▶ **Exercise prompt**: Extract all lines in the data that contain the word "Validation".
-- BEGIN Data to process --
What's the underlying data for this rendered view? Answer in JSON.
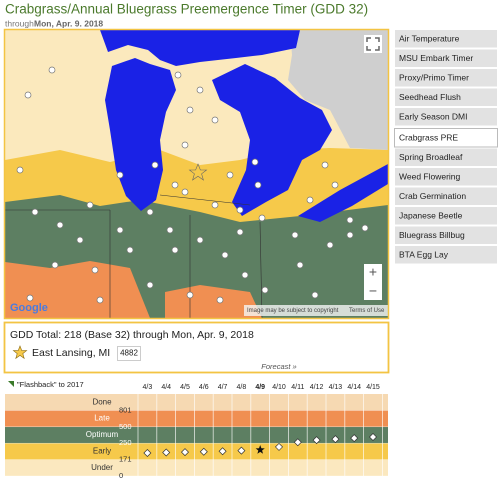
{
  "header": {
    "title": "Crabgrass/Annual Bluegrass Preemergence Timer (GDD 32)",
    "subtitle_prefix": "through",
    "subtitle_date": "Mon, Apr. 9. 2018"
  },
  "menu": {
    "items": [
      "Air Temperature",
      "MSU Embark Timer",
      "Proxy/Primo Timer",
      "Seedhead Flush",
      "Early Season DMI",
      "Crabgrass PRE",
      "Spring Broadleaf",
      "Weed Flowering",
      "Crab Germination",
      "Japanese Beetle",
      "Bluegrass Billbug",
      "BTA Egg Lay"
    ],
    "selected": 5
  },
  "map": {
    "logo": "Google",
    "copyright": "Image may be subject to copyright",
    "terms": "Terms of Use",
    "zoom_in": "+",
    "zoom_out": "−"
  },
  "info": {
    "summary": "GDD Total: 218 (Base 32) through Mon, Apr. 9, 2018",
    "location": "East Lansing, MI",
    "station_id": "4882"
  },
  "chart_data": {
    "type": "dot",
    "flashback_label": "\"Flashback\" to 2017",
    "forecast_label": "Forecast »",
    "categories": [
      "4/3",
      "4/4",
      "4/5",
      "4/6",
      "4/7",
      "4/8",
      "4/9",
      "4/10",
      "4/11",
      "4/12",
      "4/13",
      "4/14",
      "4/15"
    ],
    "values": [
      203,
      205,
      207,
      209,
      211,
      214,
      218,
      232,
      265,
      297,
      312,
      328,
      344
    ],
    "current": 6,
    "yticks": [
      0,
      171,
      250,
      500,
      801
    ],
    "bands": [
      {
        "name": "Under",
        "color": "#fbe8bf"
      },
      {
        "name": "Early",
        "color": "#f6c94a"
      },
      {
        "name": "Optimum",
        "color": "#5d7f62"
      },
      {
        "name": "Late",
        "color": "#f08f52"
      },
      {
        "name": "Done",
        "color": "#f6d9b2"
      }
    ]
  }
}
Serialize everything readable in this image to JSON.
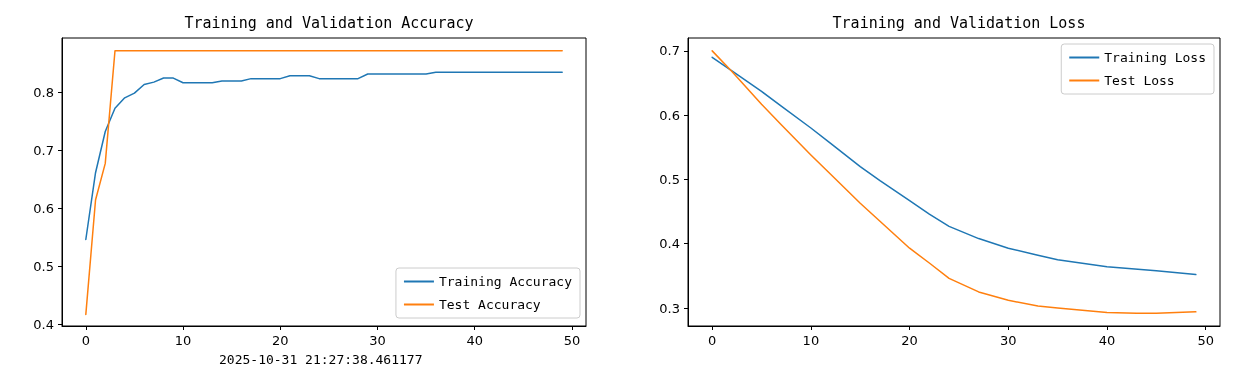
{
  "chart_data": [
    {
      "type": "line",
      "title": "Training and Validation Accuracy",
      "annotations": [
        "2025-10-31 21:27:38.461177"
      ],
      "xlim": [
        -2.45,
        51.45
      ],
      "xticks": [
        0,
        10,
        20,
        30,
        40,
        50
      ],
      "ylim": [
        0.397,
        0.893
      ],
      "yticks": [
        0.4,
        0.5,
        0.6,
        0.7,
        0.8
      ],
      "grid": false,
      "legend": "bottom right",
      "marker": "none",
      "line_style": "solid",
      "series": [
        {
          "name": "Training Accuracy",
          "color": "#1f77b4",
          "x": [
            0,
            1,
            2,
            3,
            4,
            5,
            6,
            7,
            8,
            9,
            10,
            13,
            14,
            16,
            17,
            20,
            21,
            23,
            24,
            28,
            29,
            35,
            36,
            49
          ],
          "values": [
            0.546,
            0.661,
            0.732,
            0.772,
            0.79,
            0.798,
            0.813,
            0.817,
            0.824,
            0.824,
            0.816,
            0.816,
            0.819,
            0.819,
            0.823,
            0.823,
            0.828,
            0.828,
            0.823,
            0.823,
            0.831,
            0.831,
            0.834,
            0.834
          ]
        },
        {
          "name": "Test Accuracy",
          "color": "#ff7f0e",
          "x": [
            0,
            1,
            2,
            3,
            49
          ],
          "values": [
            0.417,
            0.614,
            0.677,
            0.871,
            0.871
          ]
        }
      ]
    },
    {
      "type": "line",
      "title": "Training and Validation Loss",
      "xlim": [
        -2.45,
        51.45
      ],
      "xticks": [
        0,
        10,
        20,
        30,
        40,
        50
      ],
      "ylim": [
        0.272,
        0.72
      ],
      "yticks": [
        0.3,
        0.4,
        0.5,
        0.6,
        0.7
      ],
      "grid": false,
      "legend": "top right",
      "marker": "none",
      "line_style": "solid",
      "series": [
        {
          "name": "Training Loss",
          "color": "#1f77b4",
          "x": [
            0,
            2,
            5,
            7,
            10,
            12,
            15,
            17,
            20,
            22,
            24,
            27,
            30,
            33,
            35,
            40,
            45,
            49
          ],
          "values": [
            0.69,
            0.669,
            0.637,
            0.614,
            0.58,
            0.556,
            0.52,
            0.498,
            0.467,
            0.446,
            0.427,
            0.408,
            0.393,
            0.382,
            0.375,
            0.364,
            0.358,
            0.352
          ]
        },
        {
          "name": "Test Loss",
          "color": "#ff7f0e",
          "x": [
            0,
            2,
            5,
            7,
            10,
            12,
            15,
            17,
            20,
            22,
            24,
            27,
            30,
            33,
            35,
            40,
            43,
            45,
            49
          ],
          "values": [
            0.7,
            0.668,
            0.617,
            0.585,
            0.538,
            0.508,
            0.463,
            0.435,
            0.393,
            0.37,
            0.346,
            0.325,
            0.312,
            0.303,
            0.3,
            0.293,
            0.292,
            0.292,
            0.294
          ]
        }
      ]
    }
  ]
}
-- END Data to process --
▶ **Worked solution**:
      "title": "Training and Validation Accuracy",
      "title": "Training and Validation Loss",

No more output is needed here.